DATA LISTING:
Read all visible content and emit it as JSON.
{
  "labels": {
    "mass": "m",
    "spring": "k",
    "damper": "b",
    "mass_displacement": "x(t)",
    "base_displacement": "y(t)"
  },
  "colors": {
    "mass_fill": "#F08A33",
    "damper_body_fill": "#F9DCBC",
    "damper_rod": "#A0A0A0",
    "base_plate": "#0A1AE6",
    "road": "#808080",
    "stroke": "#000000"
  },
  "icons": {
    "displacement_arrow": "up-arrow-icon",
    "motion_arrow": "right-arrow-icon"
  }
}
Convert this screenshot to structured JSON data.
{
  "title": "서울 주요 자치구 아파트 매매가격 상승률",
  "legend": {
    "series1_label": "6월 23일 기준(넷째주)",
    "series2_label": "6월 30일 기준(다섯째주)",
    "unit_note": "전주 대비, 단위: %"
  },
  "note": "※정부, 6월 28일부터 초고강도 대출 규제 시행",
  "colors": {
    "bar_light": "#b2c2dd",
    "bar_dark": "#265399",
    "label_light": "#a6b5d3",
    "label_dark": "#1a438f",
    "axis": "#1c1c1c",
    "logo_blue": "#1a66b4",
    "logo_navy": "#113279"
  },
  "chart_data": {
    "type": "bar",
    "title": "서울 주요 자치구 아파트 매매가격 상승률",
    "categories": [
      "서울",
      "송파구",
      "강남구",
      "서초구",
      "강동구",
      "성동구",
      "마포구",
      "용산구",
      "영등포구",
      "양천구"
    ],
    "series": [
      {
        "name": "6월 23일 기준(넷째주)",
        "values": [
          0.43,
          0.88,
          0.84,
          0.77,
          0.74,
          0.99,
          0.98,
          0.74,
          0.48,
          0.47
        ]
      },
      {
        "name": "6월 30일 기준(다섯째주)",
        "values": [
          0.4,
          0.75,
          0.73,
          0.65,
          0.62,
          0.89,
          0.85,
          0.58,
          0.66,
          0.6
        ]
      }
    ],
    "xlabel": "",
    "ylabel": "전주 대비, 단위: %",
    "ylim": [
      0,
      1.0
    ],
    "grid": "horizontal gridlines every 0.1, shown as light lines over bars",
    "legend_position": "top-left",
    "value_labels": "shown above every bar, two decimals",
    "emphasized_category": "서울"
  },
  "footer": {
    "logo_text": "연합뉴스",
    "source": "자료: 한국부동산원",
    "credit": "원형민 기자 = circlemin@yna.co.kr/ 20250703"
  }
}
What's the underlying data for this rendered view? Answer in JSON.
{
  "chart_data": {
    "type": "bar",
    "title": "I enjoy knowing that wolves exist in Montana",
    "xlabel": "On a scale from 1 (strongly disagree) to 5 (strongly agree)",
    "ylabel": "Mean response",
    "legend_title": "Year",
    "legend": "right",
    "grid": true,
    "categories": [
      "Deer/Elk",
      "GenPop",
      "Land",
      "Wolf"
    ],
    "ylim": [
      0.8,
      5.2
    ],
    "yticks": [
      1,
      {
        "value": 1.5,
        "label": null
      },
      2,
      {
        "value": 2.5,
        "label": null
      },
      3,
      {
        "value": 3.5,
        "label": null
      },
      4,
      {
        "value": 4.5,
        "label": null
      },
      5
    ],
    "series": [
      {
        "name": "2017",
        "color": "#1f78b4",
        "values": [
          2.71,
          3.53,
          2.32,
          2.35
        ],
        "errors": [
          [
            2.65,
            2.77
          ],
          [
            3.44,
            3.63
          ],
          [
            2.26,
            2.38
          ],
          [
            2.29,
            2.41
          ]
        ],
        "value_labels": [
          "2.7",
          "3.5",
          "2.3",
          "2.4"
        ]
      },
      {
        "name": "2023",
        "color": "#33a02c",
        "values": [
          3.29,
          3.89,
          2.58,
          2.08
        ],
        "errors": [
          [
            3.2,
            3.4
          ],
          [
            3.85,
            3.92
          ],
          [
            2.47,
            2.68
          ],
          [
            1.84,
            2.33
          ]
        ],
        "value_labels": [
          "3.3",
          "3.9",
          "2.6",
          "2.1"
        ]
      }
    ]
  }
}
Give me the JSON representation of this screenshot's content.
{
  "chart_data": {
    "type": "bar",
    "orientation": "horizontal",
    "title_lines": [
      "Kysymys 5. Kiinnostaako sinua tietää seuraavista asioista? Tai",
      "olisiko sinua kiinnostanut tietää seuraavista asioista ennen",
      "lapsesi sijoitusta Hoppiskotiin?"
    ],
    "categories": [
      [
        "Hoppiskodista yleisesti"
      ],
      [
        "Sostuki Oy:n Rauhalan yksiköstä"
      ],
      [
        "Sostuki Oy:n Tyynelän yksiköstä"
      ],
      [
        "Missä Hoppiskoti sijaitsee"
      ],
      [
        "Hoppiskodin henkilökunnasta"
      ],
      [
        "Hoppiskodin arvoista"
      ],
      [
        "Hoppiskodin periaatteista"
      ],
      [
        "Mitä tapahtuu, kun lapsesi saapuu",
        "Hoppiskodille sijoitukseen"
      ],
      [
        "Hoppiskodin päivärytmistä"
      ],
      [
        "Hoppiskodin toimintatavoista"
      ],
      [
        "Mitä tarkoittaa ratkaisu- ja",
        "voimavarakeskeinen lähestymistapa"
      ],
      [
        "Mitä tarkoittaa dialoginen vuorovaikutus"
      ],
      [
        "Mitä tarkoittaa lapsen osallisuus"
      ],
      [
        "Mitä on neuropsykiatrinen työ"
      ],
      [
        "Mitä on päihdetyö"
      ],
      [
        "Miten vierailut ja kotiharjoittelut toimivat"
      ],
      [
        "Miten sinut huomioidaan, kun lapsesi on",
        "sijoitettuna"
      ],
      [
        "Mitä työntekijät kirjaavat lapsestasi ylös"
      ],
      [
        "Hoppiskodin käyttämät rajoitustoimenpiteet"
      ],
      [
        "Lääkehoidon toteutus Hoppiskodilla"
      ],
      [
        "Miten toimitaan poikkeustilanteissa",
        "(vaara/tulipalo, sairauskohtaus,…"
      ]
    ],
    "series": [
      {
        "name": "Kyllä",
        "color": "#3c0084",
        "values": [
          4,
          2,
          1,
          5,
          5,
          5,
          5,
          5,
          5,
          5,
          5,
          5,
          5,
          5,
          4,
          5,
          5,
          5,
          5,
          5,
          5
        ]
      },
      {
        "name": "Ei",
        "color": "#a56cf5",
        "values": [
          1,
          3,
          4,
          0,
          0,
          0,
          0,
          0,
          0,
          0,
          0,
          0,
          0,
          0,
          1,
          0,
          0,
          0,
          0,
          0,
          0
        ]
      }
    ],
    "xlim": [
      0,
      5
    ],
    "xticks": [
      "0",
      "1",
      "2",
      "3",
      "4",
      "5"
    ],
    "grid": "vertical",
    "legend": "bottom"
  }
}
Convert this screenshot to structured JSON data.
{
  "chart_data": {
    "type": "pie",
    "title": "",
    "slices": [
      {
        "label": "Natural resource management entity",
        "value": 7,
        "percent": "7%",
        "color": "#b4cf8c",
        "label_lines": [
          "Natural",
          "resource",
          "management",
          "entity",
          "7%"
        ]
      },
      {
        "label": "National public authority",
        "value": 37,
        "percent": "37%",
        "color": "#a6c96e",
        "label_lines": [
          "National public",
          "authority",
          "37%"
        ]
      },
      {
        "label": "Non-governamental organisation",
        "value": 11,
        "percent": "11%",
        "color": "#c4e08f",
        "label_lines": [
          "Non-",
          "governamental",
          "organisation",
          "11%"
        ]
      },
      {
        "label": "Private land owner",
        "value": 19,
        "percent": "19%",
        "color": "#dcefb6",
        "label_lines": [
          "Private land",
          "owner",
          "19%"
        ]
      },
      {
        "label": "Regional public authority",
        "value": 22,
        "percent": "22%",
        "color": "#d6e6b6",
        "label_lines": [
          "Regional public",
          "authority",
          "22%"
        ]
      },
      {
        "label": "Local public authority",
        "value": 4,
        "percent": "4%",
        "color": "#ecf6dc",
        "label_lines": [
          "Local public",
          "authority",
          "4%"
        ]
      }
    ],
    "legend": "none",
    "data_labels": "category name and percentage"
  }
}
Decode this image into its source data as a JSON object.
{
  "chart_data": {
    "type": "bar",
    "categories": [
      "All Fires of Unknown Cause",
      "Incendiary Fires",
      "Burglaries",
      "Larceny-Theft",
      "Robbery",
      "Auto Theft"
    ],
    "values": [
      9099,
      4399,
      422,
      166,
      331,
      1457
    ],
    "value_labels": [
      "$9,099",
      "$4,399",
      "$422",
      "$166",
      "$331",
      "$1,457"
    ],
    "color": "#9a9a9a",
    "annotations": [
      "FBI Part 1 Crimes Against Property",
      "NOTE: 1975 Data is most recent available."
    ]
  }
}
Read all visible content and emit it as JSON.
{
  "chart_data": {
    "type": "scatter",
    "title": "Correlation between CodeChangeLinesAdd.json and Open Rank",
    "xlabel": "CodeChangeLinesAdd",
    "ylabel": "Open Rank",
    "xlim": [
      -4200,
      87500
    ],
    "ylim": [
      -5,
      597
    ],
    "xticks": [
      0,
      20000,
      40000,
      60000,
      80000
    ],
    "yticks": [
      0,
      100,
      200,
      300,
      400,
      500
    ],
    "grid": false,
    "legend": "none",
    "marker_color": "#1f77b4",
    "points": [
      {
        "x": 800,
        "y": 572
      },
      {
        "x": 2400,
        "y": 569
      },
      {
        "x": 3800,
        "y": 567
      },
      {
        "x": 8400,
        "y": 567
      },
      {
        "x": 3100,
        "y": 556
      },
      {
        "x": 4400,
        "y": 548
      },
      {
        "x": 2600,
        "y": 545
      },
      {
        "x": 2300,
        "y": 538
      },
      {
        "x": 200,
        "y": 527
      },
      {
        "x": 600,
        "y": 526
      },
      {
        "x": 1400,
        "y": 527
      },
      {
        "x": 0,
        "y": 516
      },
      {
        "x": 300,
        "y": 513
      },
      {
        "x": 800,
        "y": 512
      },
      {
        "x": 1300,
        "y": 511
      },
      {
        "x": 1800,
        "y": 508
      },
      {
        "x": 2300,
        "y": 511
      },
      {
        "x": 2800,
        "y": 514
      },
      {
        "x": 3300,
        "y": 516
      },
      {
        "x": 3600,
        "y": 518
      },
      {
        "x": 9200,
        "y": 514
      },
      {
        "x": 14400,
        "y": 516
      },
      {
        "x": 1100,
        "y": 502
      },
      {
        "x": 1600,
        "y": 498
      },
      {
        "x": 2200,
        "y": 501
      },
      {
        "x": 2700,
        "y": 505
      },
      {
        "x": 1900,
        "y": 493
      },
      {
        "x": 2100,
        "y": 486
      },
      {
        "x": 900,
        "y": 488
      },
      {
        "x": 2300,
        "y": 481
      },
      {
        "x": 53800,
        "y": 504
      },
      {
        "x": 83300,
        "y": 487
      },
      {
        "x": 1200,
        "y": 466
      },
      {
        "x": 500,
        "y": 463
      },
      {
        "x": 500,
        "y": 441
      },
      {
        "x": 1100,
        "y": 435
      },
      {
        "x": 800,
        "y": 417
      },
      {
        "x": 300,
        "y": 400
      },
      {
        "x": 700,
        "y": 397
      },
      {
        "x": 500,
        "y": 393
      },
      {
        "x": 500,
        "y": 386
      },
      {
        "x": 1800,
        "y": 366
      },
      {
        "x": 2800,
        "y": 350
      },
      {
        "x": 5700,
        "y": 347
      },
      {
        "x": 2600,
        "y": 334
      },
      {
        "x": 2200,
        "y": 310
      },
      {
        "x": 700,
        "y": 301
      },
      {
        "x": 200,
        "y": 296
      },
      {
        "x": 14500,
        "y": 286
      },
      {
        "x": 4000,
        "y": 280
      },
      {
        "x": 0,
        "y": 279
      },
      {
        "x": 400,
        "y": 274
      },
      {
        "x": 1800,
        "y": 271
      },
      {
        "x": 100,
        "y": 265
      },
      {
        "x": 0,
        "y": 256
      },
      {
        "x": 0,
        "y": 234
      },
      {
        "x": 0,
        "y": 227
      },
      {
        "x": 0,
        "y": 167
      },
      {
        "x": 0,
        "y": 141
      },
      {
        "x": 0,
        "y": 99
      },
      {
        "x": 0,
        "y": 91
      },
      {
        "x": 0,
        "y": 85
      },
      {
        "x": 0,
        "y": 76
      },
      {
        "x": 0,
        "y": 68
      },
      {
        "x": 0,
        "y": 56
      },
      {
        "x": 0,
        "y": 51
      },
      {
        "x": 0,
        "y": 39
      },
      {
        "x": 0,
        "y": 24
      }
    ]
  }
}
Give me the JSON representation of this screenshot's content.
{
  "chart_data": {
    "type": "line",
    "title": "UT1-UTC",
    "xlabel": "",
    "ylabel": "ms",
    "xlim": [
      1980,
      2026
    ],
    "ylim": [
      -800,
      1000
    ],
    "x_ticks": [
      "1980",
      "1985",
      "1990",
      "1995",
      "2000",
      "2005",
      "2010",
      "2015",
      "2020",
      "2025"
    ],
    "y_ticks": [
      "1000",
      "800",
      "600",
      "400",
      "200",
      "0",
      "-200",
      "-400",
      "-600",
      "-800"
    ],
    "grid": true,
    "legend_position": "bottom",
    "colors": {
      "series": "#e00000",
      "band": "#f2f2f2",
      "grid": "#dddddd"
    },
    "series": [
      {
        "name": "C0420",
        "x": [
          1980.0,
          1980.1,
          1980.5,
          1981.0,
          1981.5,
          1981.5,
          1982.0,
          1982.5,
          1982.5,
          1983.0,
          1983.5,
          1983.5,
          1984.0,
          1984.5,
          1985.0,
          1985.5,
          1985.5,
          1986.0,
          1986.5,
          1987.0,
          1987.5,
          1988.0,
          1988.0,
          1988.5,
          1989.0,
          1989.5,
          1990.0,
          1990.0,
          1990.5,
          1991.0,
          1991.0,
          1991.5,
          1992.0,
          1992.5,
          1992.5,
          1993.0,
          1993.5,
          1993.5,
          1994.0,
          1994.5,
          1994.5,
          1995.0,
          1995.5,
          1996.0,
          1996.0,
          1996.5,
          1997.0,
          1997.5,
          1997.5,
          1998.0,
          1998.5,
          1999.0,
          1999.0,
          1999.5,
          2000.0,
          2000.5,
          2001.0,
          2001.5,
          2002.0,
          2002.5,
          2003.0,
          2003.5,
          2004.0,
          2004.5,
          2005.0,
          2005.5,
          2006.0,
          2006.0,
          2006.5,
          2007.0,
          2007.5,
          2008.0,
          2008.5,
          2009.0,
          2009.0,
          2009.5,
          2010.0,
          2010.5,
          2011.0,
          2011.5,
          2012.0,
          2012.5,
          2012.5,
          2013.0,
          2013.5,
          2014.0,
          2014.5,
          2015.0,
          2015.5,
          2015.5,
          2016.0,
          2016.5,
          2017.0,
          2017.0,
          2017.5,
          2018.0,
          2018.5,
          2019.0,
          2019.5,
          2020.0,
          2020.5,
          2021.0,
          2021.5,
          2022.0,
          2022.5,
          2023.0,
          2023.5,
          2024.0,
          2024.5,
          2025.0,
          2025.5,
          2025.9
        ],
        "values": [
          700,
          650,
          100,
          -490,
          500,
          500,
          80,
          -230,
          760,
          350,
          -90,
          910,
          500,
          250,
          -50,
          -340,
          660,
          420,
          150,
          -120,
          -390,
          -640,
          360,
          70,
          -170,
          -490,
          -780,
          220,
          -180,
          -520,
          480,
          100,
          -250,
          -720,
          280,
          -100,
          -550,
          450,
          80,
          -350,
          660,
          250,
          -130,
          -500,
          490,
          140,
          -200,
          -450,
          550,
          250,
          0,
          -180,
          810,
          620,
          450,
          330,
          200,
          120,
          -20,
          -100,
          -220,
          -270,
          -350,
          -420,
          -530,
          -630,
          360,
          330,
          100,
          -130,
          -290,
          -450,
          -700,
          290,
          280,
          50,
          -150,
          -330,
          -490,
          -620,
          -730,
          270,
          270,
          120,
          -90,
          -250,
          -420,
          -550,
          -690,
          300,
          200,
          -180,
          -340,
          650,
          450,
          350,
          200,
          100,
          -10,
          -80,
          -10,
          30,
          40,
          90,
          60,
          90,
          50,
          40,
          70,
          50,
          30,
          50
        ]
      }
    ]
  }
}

WHAT THIS TASK INVOLVES: Report how many lines in this data include the string "Local", and nothing else.

OUTPUT OF THE TASK: 2